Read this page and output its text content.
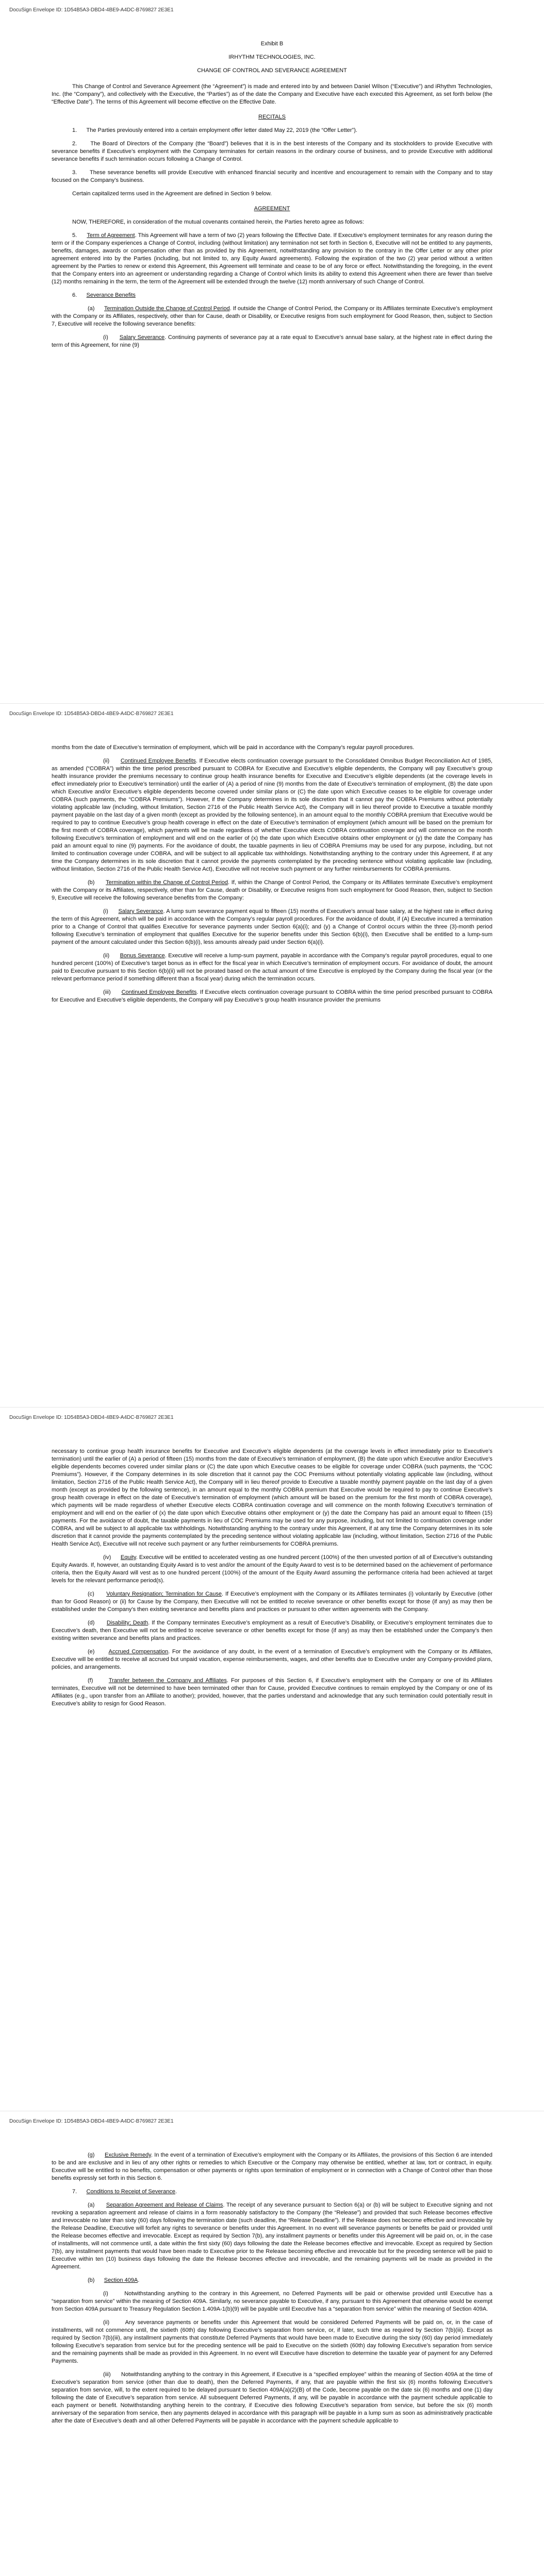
DocuSign Envelope ID: 1D54B5A3-DBD4-4BE9-A4DC-B769827 2E3E1

Exhibit B

IRHYTHM TECHNOLOGIES, INC.

CHANGE OF CONTROL AND SEVERANCE AGREEMENT

This Change of Control and Severance Agreement (the “Agreement”) is made and entered into by and between Daniel Wilson (“Executive”) and iRhythm Technologies, Inc. (the “Company”), and collectively with the Executive, the “Parties”) as of the date the Company and Executive have each executed this Agreement, as set forth below (the “Effective Date”). The terms of this Agreement will become effective on the Effective Date.

RECITALS

1.      The Parties previously entered into a certain employment offer letter dated May 22, 2019 (the “Offer Letter”).

2.      The Board of Directors of the Company (the “Board”) believes that it is in the best interests of the Company and its stockholders to provide Executive with severance benefits if Executive’s employment with the Company terminates for certain reasons in the ordinary course of business, and to provide Executive with additional severance benefits if such termination occurs following a Change of Control.

3.      These severance benefits will provide Executive with enhanced financial security and incentive and encouragement to remain with the Company and to stay focused on the Company’s business.

Certain capitalized terms used in the Agreement are defined in Section 9 below.

AGREEMENT

NOW, THEREFORE, in consideration of the mutual covenants contained herein, the Parties hereto agree as follows:

5.      Term of Agreement. This Agreement will have a term of two (2) years following the Effective Date. If Executive’s employment terminates for any reason during the term or if the Company experiences a Change of Control, including (without limitation) any termination not set forth in Section 6, Executive will not be entitled to any payments, benefits, damages, awards or compensation other than as provided by this Agreement, notwithstanding any provision to the contrary in the Offer Letter or any other prior agreement entered into by the Parties (including, but not limited to, any Equity Award agreements). Following the expiration of the two (2) year period without a written agreement by the Parties to renew or extend this Agreement, this Agreement will terminate and cease to be of any force or effect. Notwithstanding the foregoing, in the event that the Company enters into an agreement or understanding regarding a Change of Control which limits its ability to extend this Agreement when there are fewer than twelve (12) months remaining in the term, the term of the Agreement will be extended through the twelve (12) month anniversary of such Change of Control.

6.      Severance Benefits

(a)      Termination Outside the Change of Control Period. If outside the Change of Control Period, the Company or its Affiliates terminate Executive’s employment with the Company or its Affiliates, respectively, other than for Cause, death or Disability, or Executive resigns from such employment for Good Reason, then, subject to Section 7, Executive will receive the following severance benefits:

(i)      Salary Severance. Continuing payments of severance pay at a rate equal to Executive’s annual base salary, at the highest rate in effect during the term of this Agreement, for nine (9)

DocuSign Envelope ID: 1D54B5A3-DBD4-4BE9-A4DC-B769827 2E3E1

months from the date of Executive’s termination of employment, which will be paid in accordance with the Company’s regular payroll procedures.

(ii)      Continued Employee Benefits. If Executive elects continuation coverage pursuant to the Consolidated Omnibus Budget Reconciliation Act of 1985, as amended (“COBRA”) within the time period prescribed pursuant to COBRA for Executive and Executive’s eligible dependents, the Company will pay Executive’s group health insurance provider the premiums necessary to continue group health insurance benefits for Executive and Executive’s eligible dependents (at the coverage levels in effect immediately prior to Executive’s termination) until the earlier of (A) a period of nine (9) months from the date of Executive’s termination of employment, (B) the date upon which Executive and/or Executive’s eligible dependents become covered under similar plans or (C) the date upon which Executive ceases to be eligible for coverage under COBRA (such payments, the “COBRA Premiums”). However, if the Company determines in its sole discretion that it cannot pay the COBRA Premiums without potentially violating applicable law (including, without limitation, Section 2716 of the Public Health Service Act), the Company will in lieu thereof provide to Executive a taxable monthly payment payable on the last day of a given month (except as provided by the following sentence), in an amount equal to the monthly COBRA premium that Executive would be required to pay to continue Executive’s group health coverage in effect on the date of Executive’s termination of employment (which amount will be based on the premium for the first month of COBRA coverage), which payments will be made regardless of whether Executive elects COBRA continuation coverage and will commence on the month following Executive’s termination of employment and will end on the earlier of (x) the date upon which Executive obtains other employment or (y) the date the Company has paid an amount equal to nine (9) payments. For the avoidance of doubt, the taxable payments in lieu of COBRA Premiums may be used for any purpose, including, but not limited to continuation coverage under COBRA, and will be subject to all applicable tax withholdings. Notwithstanding anything to the contrary under this Agreement, if at any time the Company determines in its sole discretion that it cannot provide the payments contemplated by the preceding sentence without violating applicable law (including, without limitation, Section 2716 of the Public Health Service Act), Executive will not receive such payment or any further reimbursements for COBRA premiums.

(b)      Termination within the Change of Control Period. If, within the Change of Control Period, the Company or its Affiliates terminate Executive’s employment with the Company or its Affiliates, respectively, other than for Cause, death or Disability, or Executive resigns from such employment for Good Reason, then, subject to Section 9, Executive will receive the following severance benefits from the Company:

(i)      Salary Severance. A lump sum severance payment equal to fifteen (15) months of Executive’s annual base salary, at the highest rate in effect during the term of this Agreement, which will be paid in accordance with the Company’s regular payroll procedures. For the avoidance of doubt, if (A) Executive incurred a termination prior to a Change of Control that qualifies Executive for severance payments under Section 6(a)(i); and (y) a Change of Control occurs within the three (3)-month period following Executive’s termination of employment that qualifies Executive for the superior benefits under this Section 6(b)(i), then Executive shall be entitled to a lump-sum payment of the amount calculated under this Section 6(b)(i), less amounts already paid under Section 6(a)(i).

(ii)      Bonus Severance. Executive will receive a lump-sum payment, payable in accordance with the Company’s regular payroll procedures, equal to one hundred percent (100%) of Executive’s target bonus as in effect for the fiscal year in which Executive’s termination of employment occurs. For avoidance of doubt, the amount paid to Executive pursuant to this Section 6(b)(ii) will not be prorated based on the actual amount of time Executive is employed by the Company during the fiscal year (or the relevant performance period if something different than a fiscal year) during which the termination occurs.

(iii)      Continued Employee Benefits. If Executive elects continuation coverage pursuant to COBRA within the time period prescribed pursuant to COBRA for Executive and Executive’s eligible dependents, the Company will pay Executive’s group health insurance provider the premiums

DocuSign Envelope ID: 1D54B5A3-DBD4-4BE9-A4DC-B769827 2E3E1

necessary to continue group health insurance benefits for Executive and Executive’s eligible dependents (at the coverage levels in effect immediately prior to Executive’s termination) until the earlier of (A) a period of fifteen (15) months from the date of Executive’s termination of employment, (B) the date upon which Executive and/or Executive’s eligible dependents becomes covered under similar plans or (C) the date upon which Executive ceases to be eligible for coverage under COBRA (such payments, the “COC Premiums”). However, if the Company determines in its sole discretion that it cannot pay the COC Premiums without potentially violating applicable law (including, without limitation, Section 2716 of the Public Health Service Act), the Company will in lieu thereof provide to Executive a taxable monthly payment payable on the last day of a given month (except as provided by the following sentence), in an amount equal to the monthly COBRA premium that Executive would be required to pay to continue Executive’s group health coverage in effect on the date of Executive’s termination of employment (which amount will be based on the premium for the first month of COBRA coverage), which payments will be made regardless of whether Executive elects COBRA continuation coverage and will commence on the month following Executive’s termination of employment and will end on the earlier of (x) the date upon which Executive obtains other employment or (y) the date the Company has paid an amount equal to fifteen (15) payments. For the avoidance of doubt, the taxable payments in lieu of COC Premiums may be used for any purpose, including, but not limited to continuation coverage under COBRA, and will be subject to all applicable tax withholdings. Notwithstanding anything to the contrary under this Agreement, if at any time the Company determines in its sole discretion that it cannot provide the payments contemplated by the preceding sentence without violating applicable law (including, without limitation, Section 2716 of the Public Health Service Act), Executive will not receive such payment or any further reimbursements for COBRA premiums.

(iv)      Equity. Executive will be entitled to accelerated vesting as one hundred percent (100%) of the then unvested portion of all of Executive’s outstanding Equity Awards. If, however, an outstanding Equity Award is to vest and/or the amount of the Equity Award to vest is to be determined based on the achievement of performance criteria, then the Equity Award will vest as to one hundred percent (100%) of the amount of the Equity Award assuming the performance criteria had been achieved at target levels for the relevant performance period(s).

(c)      Voluntary Resignation; Termination for Cause. If Executive’s employment with the Company or its Affiliates terminates (i) voluntarily by Executive (other than for Good Reason) or (ii) for Cause by the Company, then Executive will not be entitled to receive severance or other benefits except for those (if any) as may then be established under the Company’s then existing severance and benefits plans and practices or pursuant to other written agreements with the Company.

(d)      Disability; Death. If the Company terminates Executive’s employment as a result of Executive’s Disability, or Executive’s employment terminates due to Executive’s death, then Executive will not be entitled to receive severance or other benefits except for those (if any) as may then be established under the Company’s then existing written severance and benefits plans and practices.

(e)      Accrued Compensation. For the avoidance of any doubt, in the event of a termination of Executive’s employment with the Company or its Affiliates, Executive will be entitled to receive all accrued but unpaid vacation, expense reimbursements, wages, and other benefits due to Executive under any Company-provided plans, policies, and arrangements.

(f)      Transfer between the Company and Affiliates. For purposes of this Section 6, if Executive’s employment with the Company or one of its Affiliates terminates, Executive will not be determined to have been terminated other than for Cause, provided Executive continues to remain employed by the Company or one of its Affiliates (e.g., upon transfer from an Affiliate to another); provided, however, that the parties understand and acknowledge that any such termination could potentially result in Executive’s ability to resign for Good Reason.

DocuSign Envelope ID: 1D54B5A3-DBD4-4BE9-A4DC-B769827 2E3E1

(g)      Exclusive Remedy. In the event of a termination of Executive’s employment with the Company or its Affiliates, the provisions of this Section 6 are intended to be and are exclusive and in lieu of any other rights or remedies to which Executive or the Company may otherwise be entitled, whether at law, tort or contract, in equity. Executive will be entitled to no benefits, compensation or other payments or rights upon termination of employment or in connection with a Change of Control other than those benefits expressly set forth in this Section 6.

7.      Conditions to Receipt of Severance.

(a)      Separation Agreement and Release of Claims. The receipt of any severance pursuant to Section 6(a) or (b) will be subject to Executive signing and not revoking a separation agreement and release of claims in a form reasonably satisfactory to the Company (the “Release”) and provided that such Release becomes effective and irrevocable no later than sixty (60) days following the termination date (such deadline, the “Release Deadline”). If the Release does not become effective and irrevocable by the Release Deadline, Executive will forfeit any rights to severance or benefits under this Agreement. In no event will severance payments or benefits be paid or provided until the Release becomes effective and irrevocable. Except as required by Section 7(b), any installment payments or benefits under this Agreement will be paid on, or, in the case of installments, will not commence until, a date within the first sixty (60) days following the date the Release becomes effective and irrevocable. Except as required by Section 7(b), any installment payments that would have been made to Executive prior to the Release becoming effective and irrevocable but for the preceding sentence will be paid to Executive within ten (10) business days following the date the Release becomes effective and irrevocable, and the remaining payments will be made as provided in the Agreement.

(b)      Section 409A.

(i)      Notwithstanding anything to the contrary in this Agreement, no Deferred Payments will be paid or otherwise provided until Executive has a “separation from service” within the meaning of Section 409A. Similarly, no severance payable to Executive, if any, pursuant to this Agreement that otherwise would be exempt from Section 409A pursuant to Treasury Regulation Section 1.409A-1(b)(9) will be payable until Executive has a “separation from service” within the meaning of Section 409A.

(ii)      Any severance payments or benefits under this Agreement that would be considered Deferred Payments will be paid on, or, in the case of installments, will not commence until, the sixtieth (60th) day following Executive’s separation from service, or, if later, such time as required by Section 7(b)(iii). Except as required by Section 7(b)(iii), any installment payments that constitute Deferred Payments that would have been made to Executive during the sixty (60) day period immediately following Executive’s separation from service but for the preceding sentence will be paid to Executive on the sixtieth (60th) day following Executive’s separation from service and the remaining payments shall be made as provided in this Agreement. In no event will Executive have discretion to determine the taxable year of payment for any Deferred Payments.

(iii)      Notwithstanding anything to the contrary in this Agreement, if Executive is a “specified employee” within the meaning of Section 409A at the time of Executive’s separation from service (other than due to death), then the Deferred Payments, if any, that are payable within the first six (6) months following Executive’s separation from service, will, to the extent required to be delayed pursuant to Section 409A(a)(2)(B) of the Code, become payable on the date six (6) months and one (1) day following the date of Executive’s separation from service. All subsequent Deferred Payments, if any, will be payable in accordance with the payment schedule applicable to each payment or benefit. Notwithstanding anything herein to the contrary, if Executive dies following Executive’s separation from service, but before the six (6) month anniversary of the separation from service, then any payments delayed in accordance with this paragraph will be payable in a lump sum as soon as administratively practicable after the date of Executive’s death and all other Deferred Payments will be payable in accordance with the payment schedule applicable to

-- Written problem --
From the data above, copy each line that holds "salary".

-- Final result --
(i)      Salary Severance. Continuing payments of severance pay at a rate equal to Executive’s annual base salary, at the highest rate in effect during the term of this Agreement, for nine (9)
(i)      Salary Severance. A lump sum severance payment equal to fifteen (15) months of Executive’s annual base salary, at the highest rate in effect during the term of this Agreement, which will be paid in accordance with the Company’s regular payroll procedures. For the avoidance of doubt, if (A) Executive incurred a termination prior to a Change of Control that qualifies Executive for severance payments under Section 6(a)(i); and (y) a Change of Control occurs within the three (3)-month period following Executive’s termination of employment that qualifies Executive for the superior benefits under this Section 6(b)(i), then Executive shall be entitled to a lump-sum payment of the amount calculated under this Section 6(b)(i), less amounts already paid under Section 6(a)(i).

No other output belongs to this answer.